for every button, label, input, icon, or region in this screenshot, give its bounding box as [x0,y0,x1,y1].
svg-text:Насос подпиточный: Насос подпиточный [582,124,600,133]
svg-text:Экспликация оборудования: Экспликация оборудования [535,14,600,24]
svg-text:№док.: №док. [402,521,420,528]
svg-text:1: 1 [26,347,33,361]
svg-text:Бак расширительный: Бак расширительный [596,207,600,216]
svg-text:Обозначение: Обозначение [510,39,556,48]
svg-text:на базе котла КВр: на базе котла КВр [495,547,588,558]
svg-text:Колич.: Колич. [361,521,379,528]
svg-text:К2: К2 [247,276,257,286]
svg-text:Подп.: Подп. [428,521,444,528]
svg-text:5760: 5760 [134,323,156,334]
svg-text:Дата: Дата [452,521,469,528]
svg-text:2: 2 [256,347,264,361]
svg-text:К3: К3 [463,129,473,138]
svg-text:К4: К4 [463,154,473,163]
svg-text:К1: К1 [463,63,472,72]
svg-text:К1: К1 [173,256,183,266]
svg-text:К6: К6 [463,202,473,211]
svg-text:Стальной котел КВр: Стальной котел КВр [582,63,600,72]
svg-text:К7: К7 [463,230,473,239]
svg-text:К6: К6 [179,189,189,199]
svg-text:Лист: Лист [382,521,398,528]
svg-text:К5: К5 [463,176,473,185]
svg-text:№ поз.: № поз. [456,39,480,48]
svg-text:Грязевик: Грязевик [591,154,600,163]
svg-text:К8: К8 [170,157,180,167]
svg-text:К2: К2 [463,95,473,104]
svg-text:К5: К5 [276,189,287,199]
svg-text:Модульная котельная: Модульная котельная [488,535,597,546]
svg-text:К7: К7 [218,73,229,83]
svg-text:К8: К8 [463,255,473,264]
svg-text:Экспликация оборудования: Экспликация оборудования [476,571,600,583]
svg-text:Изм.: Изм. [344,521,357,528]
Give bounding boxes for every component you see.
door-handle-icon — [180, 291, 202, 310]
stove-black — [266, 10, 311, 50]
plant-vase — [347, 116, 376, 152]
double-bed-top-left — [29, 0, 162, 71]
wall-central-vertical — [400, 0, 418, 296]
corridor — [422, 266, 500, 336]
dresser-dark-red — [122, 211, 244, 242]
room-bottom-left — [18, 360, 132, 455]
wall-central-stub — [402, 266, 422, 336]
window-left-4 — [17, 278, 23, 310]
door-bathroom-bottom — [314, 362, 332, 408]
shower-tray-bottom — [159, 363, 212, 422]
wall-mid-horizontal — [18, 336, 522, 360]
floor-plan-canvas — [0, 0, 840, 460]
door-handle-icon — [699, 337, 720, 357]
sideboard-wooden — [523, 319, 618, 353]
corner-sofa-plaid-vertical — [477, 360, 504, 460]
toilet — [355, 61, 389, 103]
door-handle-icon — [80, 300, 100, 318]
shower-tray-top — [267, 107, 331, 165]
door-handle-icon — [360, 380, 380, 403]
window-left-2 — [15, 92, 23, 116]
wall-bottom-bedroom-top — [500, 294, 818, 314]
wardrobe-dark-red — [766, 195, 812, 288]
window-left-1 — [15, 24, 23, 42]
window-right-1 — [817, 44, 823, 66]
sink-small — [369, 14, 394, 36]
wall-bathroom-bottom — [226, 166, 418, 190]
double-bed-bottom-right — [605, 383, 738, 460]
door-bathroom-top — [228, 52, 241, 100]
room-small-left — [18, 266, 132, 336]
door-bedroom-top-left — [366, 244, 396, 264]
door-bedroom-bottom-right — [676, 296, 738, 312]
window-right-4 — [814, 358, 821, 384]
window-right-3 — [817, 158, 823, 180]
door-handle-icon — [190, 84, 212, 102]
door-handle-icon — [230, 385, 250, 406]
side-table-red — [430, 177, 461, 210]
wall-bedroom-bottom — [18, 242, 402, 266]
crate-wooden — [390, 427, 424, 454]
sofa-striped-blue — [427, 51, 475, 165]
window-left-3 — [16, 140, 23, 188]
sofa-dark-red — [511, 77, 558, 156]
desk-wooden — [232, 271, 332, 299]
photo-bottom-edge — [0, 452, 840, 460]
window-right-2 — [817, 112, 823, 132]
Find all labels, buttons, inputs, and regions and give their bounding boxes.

...

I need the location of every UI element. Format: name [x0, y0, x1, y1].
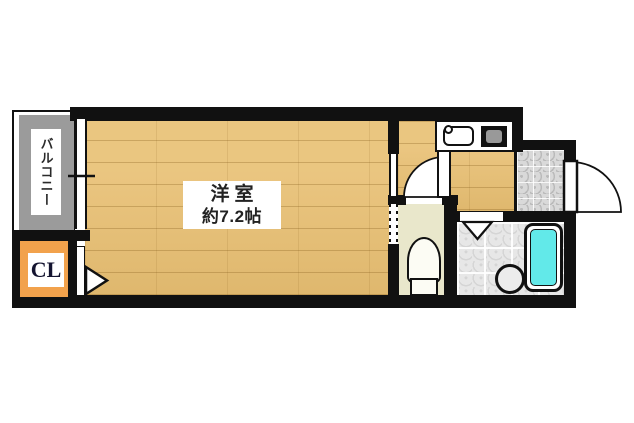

...

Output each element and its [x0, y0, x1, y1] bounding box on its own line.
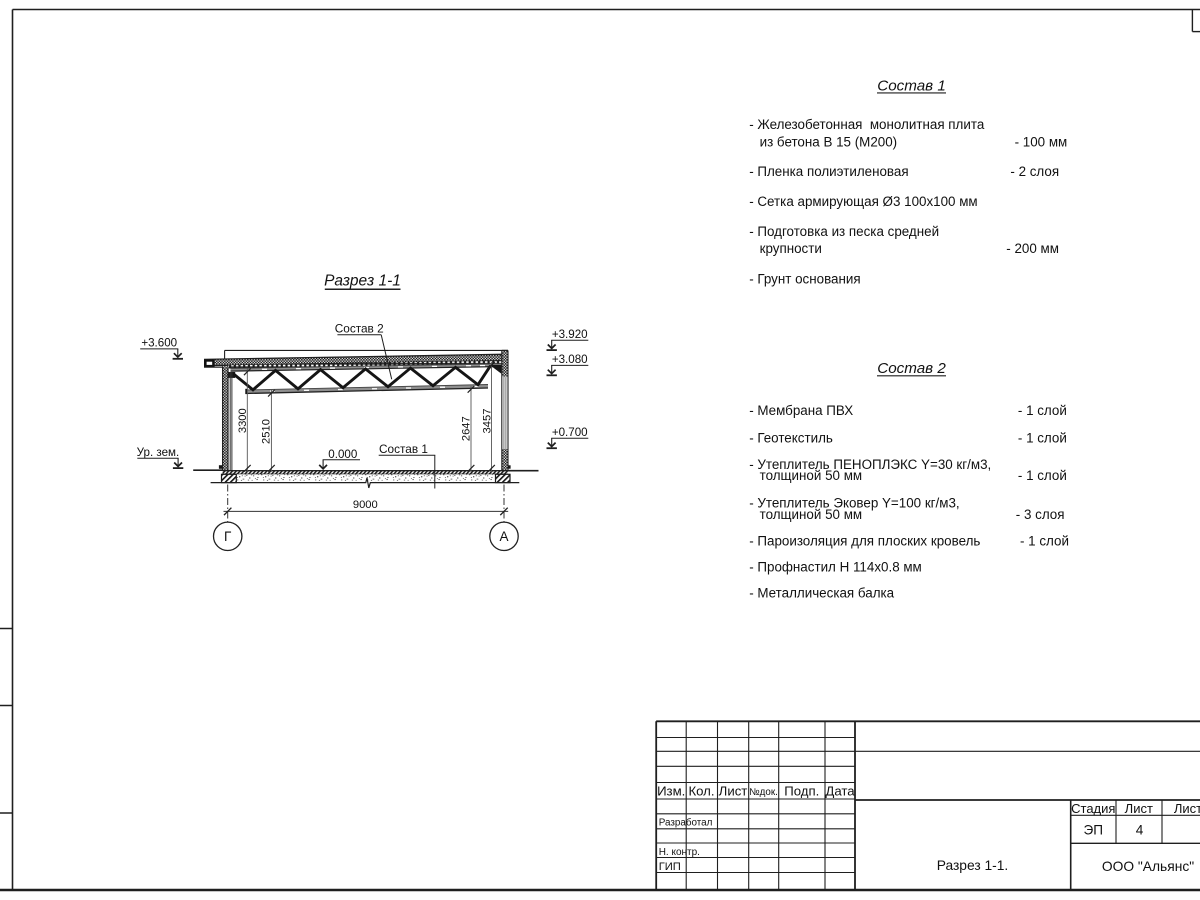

> _Task objective_
Give the entries above as a numbered list, from the line containing "Give bounding boxes" to the line containing "floor-plan-canvas — [0, 0, 840, 460]", with blank lines omitted.

> _Final answer_
1. Give bounding boxes for every component you see.
2. door-handle-icon — [180, 291, 202, 310]
3. stove-black — [266, 10, 311, 50]
4. plant-vase — [347, 116, 376, 152]
5. double-bed-top-left — [29, 0, 162, 71]
6. wall-central-vertical — [400, 0, 418, 296]
7. corridor — [422, 266, 500, 336]
8. dresser-dark-red — [122, 211, 244, 242]
9. room-bottom-left — [18, 360, 132, 455]
10. wall-central-stub — [402, 266, 422, 336]
11. window-left-4 — [17, 278, 23, 310]
12. door-bathroom-bottom — [314, 362, 332, 408]
13. shower-tray-bottom — [159, 363, 212, 422]
14. wall-mid-horizontal — [18, 336, 522, 360]
15. floor-plan-canvas — [0, 0, 840, 460]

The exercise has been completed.